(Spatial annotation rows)
▼
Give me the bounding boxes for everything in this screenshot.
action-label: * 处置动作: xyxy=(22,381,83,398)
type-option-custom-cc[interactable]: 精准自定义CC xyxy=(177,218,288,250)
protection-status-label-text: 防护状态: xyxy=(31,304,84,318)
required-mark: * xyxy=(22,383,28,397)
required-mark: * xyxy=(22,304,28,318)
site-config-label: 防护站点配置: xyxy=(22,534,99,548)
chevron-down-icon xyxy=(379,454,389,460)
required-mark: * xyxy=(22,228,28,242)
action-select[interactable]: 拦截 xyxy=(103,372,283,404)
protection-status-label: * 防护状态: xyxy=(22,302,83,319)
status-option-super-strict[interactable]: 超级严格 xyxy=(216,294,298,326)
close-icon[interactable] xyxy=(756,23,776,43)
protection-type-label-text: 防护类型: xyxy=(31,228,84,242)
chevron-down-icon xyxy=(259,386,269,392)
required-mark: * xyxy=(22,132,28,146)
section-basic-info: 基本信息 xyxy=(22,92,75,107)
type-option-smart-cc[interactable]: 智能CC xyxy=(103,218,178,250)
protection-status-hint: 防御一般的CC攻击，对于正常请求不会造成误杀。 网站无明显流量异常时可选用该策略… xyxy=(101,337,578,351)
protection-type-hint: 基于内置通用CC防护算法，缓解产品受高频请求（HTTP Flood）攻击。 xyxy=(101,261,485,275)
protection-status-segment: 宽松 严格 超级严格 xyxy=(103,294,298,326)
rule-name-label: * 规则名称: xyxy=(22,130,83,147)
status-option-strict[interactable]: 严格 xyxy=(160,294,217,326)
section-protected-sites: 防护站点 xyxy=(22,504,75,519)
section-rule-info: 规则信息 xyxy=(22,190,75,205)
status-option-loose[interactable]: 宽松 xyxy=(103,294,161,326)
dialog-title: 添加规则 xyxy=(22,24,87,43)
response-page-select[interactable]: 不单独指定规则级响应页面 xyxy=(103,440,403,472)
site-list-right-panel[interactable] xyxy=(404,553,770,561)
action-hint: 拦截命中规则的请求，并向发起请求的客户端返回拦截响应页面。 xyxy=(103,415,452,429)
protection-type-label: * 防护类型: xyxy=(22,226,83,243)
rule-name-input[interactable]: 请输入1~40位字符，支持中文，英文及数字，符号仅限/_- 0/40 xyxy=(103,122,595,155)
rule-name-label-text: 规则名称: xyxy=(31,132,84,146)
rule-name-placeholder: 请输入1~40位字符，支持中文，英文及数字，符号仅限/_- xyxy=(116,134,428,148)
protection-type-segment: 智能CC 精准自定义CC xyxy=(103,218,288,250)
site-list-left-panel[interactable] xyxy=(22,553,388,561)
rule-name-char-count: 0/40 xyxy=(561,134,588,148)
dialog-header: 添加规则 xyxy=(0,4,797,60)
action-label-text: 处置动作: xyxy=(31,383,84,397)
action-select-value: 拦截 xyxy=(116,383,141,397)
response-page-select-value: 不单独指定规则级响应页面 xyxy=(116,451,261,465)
▲
Print every row above again verbatim, leaving each line unchanged.

CORRECT RESPONSE:
Give me the bounding boxes for everything in this screenshot.
action-label: * 处置动作: xyxy=(22,381,83,398)
type-option-custom-cc[interactable]: 精准自定义CC xyxy=(177,218,288,250)
protection-status-label-text: 防护状态: xyxy=(31,304,84,318)
required-mark: * xyxy=(22,383,28,397)
required-mark: * xyxy=(22,304,28,318)
site-config-label: 防护站点配置: xyxy=(22,534,99,548)
chevron-down-icon xyxy=(379,454,389,460)
required-mark: * xyxy=(22,228,28,242)
action-select[interactable]: 拦截 xyxy=(103,372,283,404)
protection-status-label: * 防护状态: xyxy=(22,302,83,319)
status-option-super-strict[interactable]: 超级严格 xyxy=(216,294,298,326)
close-icon[interactable] xyxy=(756,23,776,43)
protection-type-label-text: 防护类型: xyxy=(31,228,84,242)
chevron-down-icon xyxy=(259,386,269,392)
required-mark: * xyxy=(22,132,28,146)
section-basic-info: 基本信息 xyxy=(22,92,75,107)
type-option-smart-cc[interactable]: 智能CC xyxy=(103,218,178,250)
protection-status-hint: 防御一般的CC攻击，对于正常请求不会造成误杀。 网站无明显流量异常时可选用该策略… xyxy=(101,337,578,351)
protection-type-hint: 基于内置通用CC防护算法，缓解产品受高频请求（HTTP Flood）攻击。 xyxy=(101,261,485,275)
protection-status-segment: 宽松 严格 超级严格 xyxy=(103,294,298,326)
rule-name-label: * 规则名称: xyxy=(22,130,83,147)
status-option-strict[interactable]: 严格 xyxy=(160,294,217,326)
section-protected-sites: 防护站点 xyxy=(22,504,75,519)
section-rule-info: 规则信息 xyxy=(22,190,75,205)
status-option-loose[interactable]: 宽松 xyxy=(103,294,161,326)
dialog-title: 添加规则 xyxy=(22,24,87,43)
response-page-select[interactable]: 不单独指定规则级响应页面 xyxy=(103,440,403,472)
site-list-right-panel[interactable] xyxy=(404,553,770,561)
action-hint: 拦截命中规则的请求，并向发起请求的客户端返回拦截响应页面。 xyxy=(103,415,452,429)
protection-type-label: * 防护类型: xyxy=(22,226,83,243)
rule-name-input[interactable]: 请输入1~40位字符，支持中文，英文及数字，符号仅限/_- 0/40 xyxy=(103,122,595,155)
rule-name-label-text: 规则名称: xyxy=(31,132,84,146)
rule-name-placeholder: 请输入1~40位字符，支持中文，英文及数字，符号仅限/_- xyxy=(116,134,428,148)
protection-type-segment: 智能CC 精准自定义CC xyxy=(103,218,288,250)
site-list-left-panel[interactable] xyxy=(22,553,388,561)
rule-name-char-count: 0/40 xyxy=(561,134,588,148)
dialog-header: 添加规则 xyxy=(0,4,797,60)
action-label-text: 处置动作: xyxy=(31,383,84,397)
action-select-value: 拦截 xyxy=(116,383,141,397)
response-page-select-value: 不单独指定规则级响应页面 xyxy=(116,451,261,465)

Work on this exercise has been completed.